[Excerpt]:
Virtual reality, or VR, is an expensive proposition. Not only are you spending $599 (£499, AU$649) for an Oculus Rift or $799 (£689, €899) for the HTC Vive for the headset alone, you also need a powerful PC to drive all those pixels.
PC makers have put forth Oculus Rift bundles for those interested in jumping into VR but don't have a PC capable of driving the headset. However, most start at $1,499 (about £1,044, AU$1,947) with the Rift included and one combo even breaks the $3,000 (about £2,105, AU$3,977) price ceiling.
Who says it has to be that expensive?
We set out on a mission to build an (relatively) affordable, VR-ready PC with the help of Newegg (opens in new tab) that met all the criteria necessary to drive a headset like the Oculus Rift and the HTC Vive, while costing less – for better components – than anyone's PC bundles.

[Data]:
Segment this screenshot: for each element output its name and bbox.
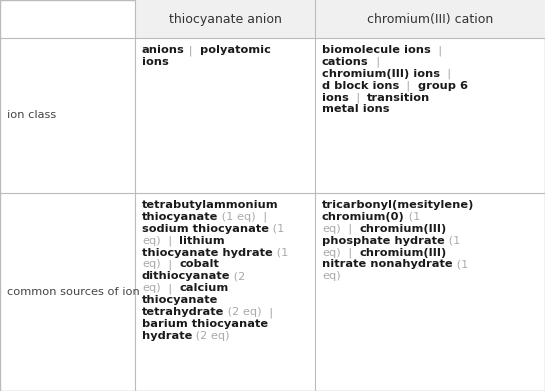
Text: ions: ions: [322, 93, 349, 102]
Text: sodium thiocyanate: sodium thiocyanate: [142, 224, 269, 234]
Text: |: |: [368, 57, 380, 67]
Text: common sources of ion: common sources of ion: [7, 287, 140, 297]
Text: thiocyanate: thiocyanate: [142, 295, 219, 305]
Text: (2 eq): (2 eq): [192, 331, 230, 341]
Text: tetrabutylammonium: tetrabutylammonium: [142, 200, 278, 210]
Text: |: |: [399, 81, 418, 91]
Text: chromium(III): chromium(III): [359, 224, 446, 234]
Text: |: |: [161, 283, 179, 294]
Text: |: |: [262, 307, 273, 317]
Text: hydrate: hydrate: [142, 331, 192, 341]
Text: (1: (1: [453, 260, 468, 269]
Text: chromium(III): chromium(III): [359, 248, 446, 258]
Text: eq): eq): [322, 271, 341, 282]
Text: eq): eq): [142, 260, 161, 269]
Text: tetrahydrate: tetrahydrate: [142, 307, 225, 317]
Text: (1: (1: [269, 224, 284, 234]
Text: biomolecule ions: biomolecule ions: [322, 45, 431, 55]
Text: dithiocyanate: dithiocyanate: [142, 271, 231, 282]
Bar: [315, 0, 545, 38]
Text: barium thiocyanate: barium thiocyanate: [142, 319, 268, 329]
Text: ions: ions: [142, 57, 169, 67]
Text: polyatomic: polyatomic: [196, 45, 271, 55]
Text: |: |: [256, 212, 267, 222]
Text: |: |: [431, 45, 442, 56]
Text: group 6: group 6: [418, 81, 468, 91]
Text: nitrate nonahydrate: nitrate nonahydrate: [322, 260, 453, 269]
Text: |: |: [161, 236, 179, 246]
Text: chromium(III) ions: chromium(III) ions: [322, 69, 440, 79]
Text: phosphate hydrate: phosphate hydrate: [322, 236, 445, 246]
Text: (1: (1: [445, 236, 460, 246]
Bar: [135, 0, 315, 38]
Text: (1 eq): (1 eq): [219, 212, 256, 222]
Text: tricarbonyl(mesitylene): tricarbonyl(mesitylene): [322, 200, 474, 210]
Text: eq): eq): [322, 248, 341, 258]
Text: |: |: [440, 69, 451, 79]
Text: eq): eq): [142, 283, 161, 293]
Text: chromium(III) cation: chromium(III) cation: [367, 13, 493, 25]
Text: thiocyanate: thiocyanate: [142, 212, 219, 222]
Text: chromium(0): chromium(0): [322, 212, 405, 222]
Text: cobalt: cobalt: [179, 260, 219, 269]
Text: lithium: lithium: [179, 236, 225, 246]
Text: eq): eq): [142, 236, 161, 246]
Text: (2 eq): (2 eq): [225, 307, 262, 317]
Text: (1: (1: [405, 212, 420, 222]
Text: cations: cations: [322, 57, 368, 67]
Text: (2: (2: [231, 271, 246, 282]
Text: eq): eq): [322, 224, 341, 234]
Text: ion class: ion class: [7, 111, 56, 120]
Text: |: |: [341, 248, 359, 258]
Text: thiocyanate anion: thiocyanate anion: [168, 13, 281, 25]
Text: metal ions: metal ions: [322, 104, 390, 115]
Text: |: |: [341, 224, 359, 234]
Text: (1: (1: [272, 248, 288, 258]
Text: |: |: [161, 260, 179, 270]
Text: d block ions: d block ions: [322, 81, 399, 91]
Text: transition: transition: [367, 93, 431, 102]
Text: calcium: calcium: [179, 283, 228, 293]
Text: thiocyanate hydrate: thiocyanate hydrate: [142, 248, 272, 258]
Text: |: |: [185, 45, 196, 56]
Text: anions: anions: [142, 45, 185, 55]
Text: |: |: [349, 93, 367, 103]
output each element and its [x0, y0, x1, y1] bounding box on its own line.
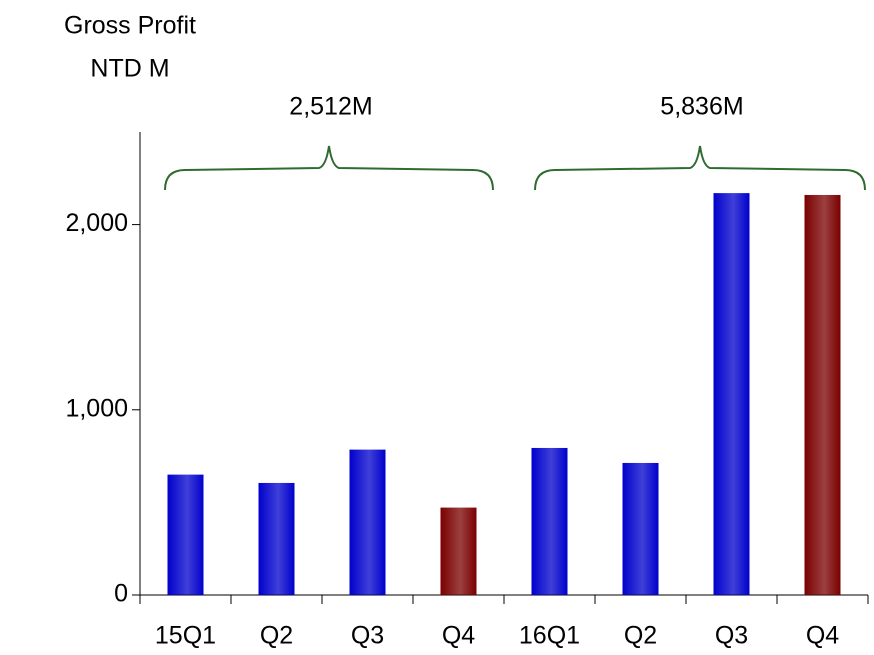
bar [804, 194, 841, 595]
annotation: 2,512M [289, 93, 372, 121]
x-tick-label: Q2 [624, 622, 657, 650]
x-tick-label: 15Q1 [155, 622, 216, 650]
annotation: 5,836M [660, 93, 743, 121]
x-tick-label: 16Q1 [519, 622, 580, 650]
bar [440, 507, 477, 595]
brace [164, 145, 494, 191]
y-tick-label: 1,000 [65, 394, 128, 422]
x-tick-label: Q2 [260, 622, 293, 650]
y-tick-label: 0 [114, 580, 128, 608]
x-tick-label: Q3 [351, 622, 384, 650]
x-tick-label: Q4 [806, 622, 839, 650]
bar [622, 462, 659, 595]
bar [531, 447, 568, 595]
chart-title: Gross Profit [64, 12, 196, 40]
brace [534, 145, 866, 191]
x-tick-label: Q3 [715, 622, 748, 650]
y-tick-label: 2,000 [65, 209, 128, 237]
bar [349, 449, 386, 595]
x-tick-label: Q4 [442, 622, 475, 650]
bar [258, 482, 295, 595]
bar [713, 193, 750, 595]
chart-subtitle: NTD M [90, 55, 169, 83]
bar [167, 474, 204, 595]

[What you need to do]:
According to the excerpt on building a VR-ready PC, why is virtual reality an expensive proposition? Answer in one to three sentences.

[Task output]:
The headset alone costs a significant amount: $599 for an Oculus Rift or $799 for the HTC Vive. A buyer also needs a powerful PC to drive all of the headset's pixels, which adds to the total cost.